**** Records for processing ****

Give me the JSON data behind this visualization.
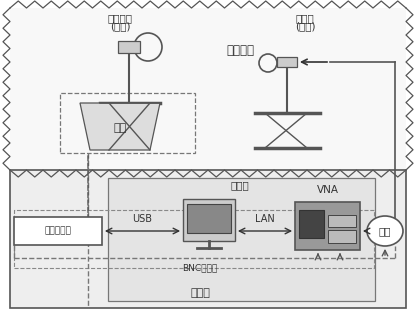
{
  "bg_color": "#ffffff",
  "anechoic_label": "微波暗室",
  "control_label": "控制室",
  "antenna_left_label1": "待测天线",
  "antenna_left_label2": "(接收)",
  "antenna_right_label1": "源天线",
  "antenna_right_label2": "(发射)",
  "turntable_label": "转台",
  "computer_label": "计算机",
  "usb_label": "USB",
  "lan_label": "LAN",
  "bnc_label": "BNC同轴线",
  "vna_label": "VNA",
  "power_amp_label": "功放",
  "ctrl_box_label": "转台控制笱"
}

****

To be done: Reproduce the material above verbatim; omit every picture.

Correct answer:
Give me the JSON data behind this visualization.
{
  "bg_color": "#ffffff",
  "anechoic_label": "微波暗室",
  "control_label": "控制室",
  "antenna_left_label1": "待测天线",
  "antenna_left_label2": "(接收)",
  "antenna_right_label1": "源天线",
  "antenna_right_label2": "(发射)",
  "turntable_label": "转台",
  "computer_label": "计算机",
  "usb_label": "USB",
  "lan_label": "LAN",
  "bnc_label": "BNC同轴线",
  "vna_label": "VNA",
  "power_amp_label": "功放",
  "ctrl_box_label": "转台控制笱"
}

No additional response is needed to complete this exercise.